» What the exercise asks:
Please retype the listing below word for word and exclude its images.

» Material for this exercise:
+-------+

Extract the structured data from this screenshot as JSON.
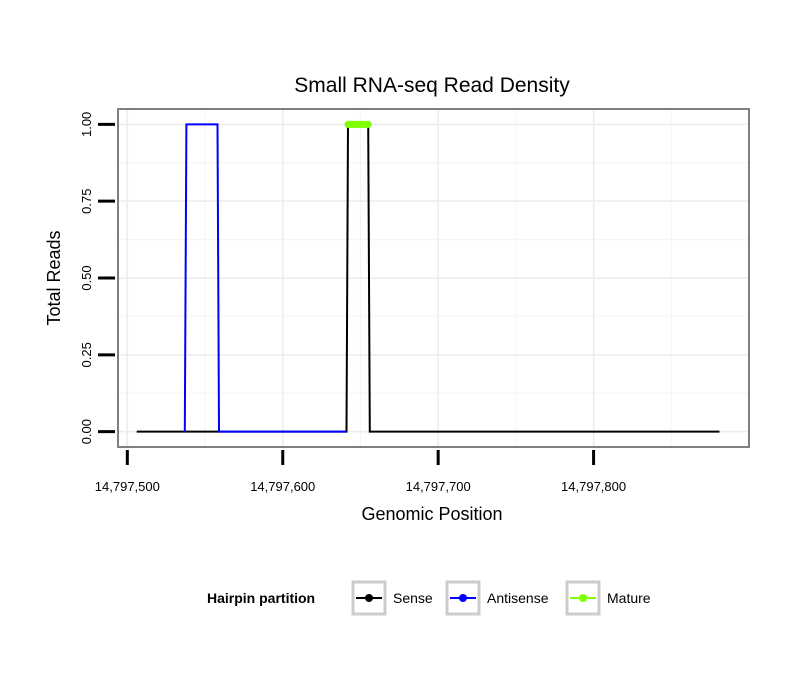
{
  "chart_data": {
    "type": "line",
    "title": "Small RNA-seq Read Density",
    "xlabel": "Genomic Position",
    "ylabel": "Total Reads",
    "xlim": [
      14797494,
      14797900
    ],
    "ylim": [
      -0.05,
      1.05
    ],
    "x_ticks": [
      {
        "value": 14797500,
        "label": "14,797,500"
      },
      {
        "value": 14797600,
        "label": "14,797,600"
      },
      {
        "value": 14797700,
        "label": "14,797,700"
      },
      {
        "value": 14797800,
        "label": "14,797,800"
      }
    ],
    "y_ticks": [
      {
        "value": 0,
        "label": "0.00"
      },
      {
        "value": 0.25,
        "label": "0.25"
      },
      {
        "value": 0.5,
        "label": "0.50"
      },
      {
        "value": 0.75,
        "label": "0.75"
      },
      {
        "value": 1,
        "label": "1.00"
      }
    ],
    "grid": true,
    "legend_position": "bottom",
    "legend_title": "Hairpin partition",
    "series": [
      {
        "name": "Sense",
        "color": "#000000",
        "kind": "line",
        "x": [
          14797506,
          14797641,
          14797642,
          14797655,
          14797656,
          14797881
        ],
        "y": [
          0,
          0,
          1,
          1,
          0,
          0
        ]
      },
      {
        "name": "Antisense",
        "color": "#0000ff",
        "kind": "line",
        "x": [
          14797537,
          14797538,
          14797558,
          14797559,
          14797641
        ],
        "y": [
          0,
          1,
          1,
          0,
          0
        ]
      },
      {
        "name": "Mature",
        "color": "#7fff00",
        "kind": "thick",
        "x": [
          14797642,
          14797655
        ],
        "y": [
          1,
          1
        ]
      }
    ]
  }
}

+-------+

» Task answer:
Extract the structured data from this screenshot as JSON.
{
  "chart_data": {
    "type": "line",
    "title": "Small RNA-seq Read Density",
    "xlabel": "Genomic Position",
    "ylabel": "Total Reads",
    "xlim": [
      14797494,
      14797900
    ],
    "ylim": [
      -0.05,
      1.05
    ],
    "x_ticks": [
      {
        "value": 14797500,
        "label": "14,797,500"
      },
      {
        "value": 14797600,
        "label": "14,797,600"
      },
      {
        "value": 14797700,
        "label": "14,797,700"
      },
      {
        "value": 14797800,
        "label": "14,797,800"
      }
    ],
    "y_ticks": [
      {
        "value": 0,
        "label": "0.00"
      },
      {
        "value": 0.25,
        "label": "0.25"
      },
      {
        "value": 0.5,
        "label": "0.50"
      },
      {
        "value": 0.75,
        "label": "0.75"
      },
      {
        "value": 1,
        "label": "1.00"
      }
    ],
    "grid": true,
    "legend_position": "bottom",
    "legend_title": "Hairpin partition",
    "series": [
      {
        "name": "Sense",
        "color": "#000000",
        "kind": "line",
        "x": [
          14797506,
          14797641,
          14797642,
          14797655,
          14797656,
          14797881
        ],
        "y": [
          0,
          0,
          1,
          1,
          0,
          0
        ]
      },
      {
        "name": "Antisense",
        "color": "#0000ff",
        "kind": "line",
        "x": [
          14797537,
          14797538,
          14797558,
          14797559,
          14797641
        ],
        "y": [
          0,
          1,
          1,
          0,
          0
        ]
      },
      {
        "name": "Mature",
        "color": "#7fff00",
        "kind": "thick",
        "x": [
          14797642,
          14797655
        ],
        "y": [
          1,
          1
        ]
      }
    ]
  }
}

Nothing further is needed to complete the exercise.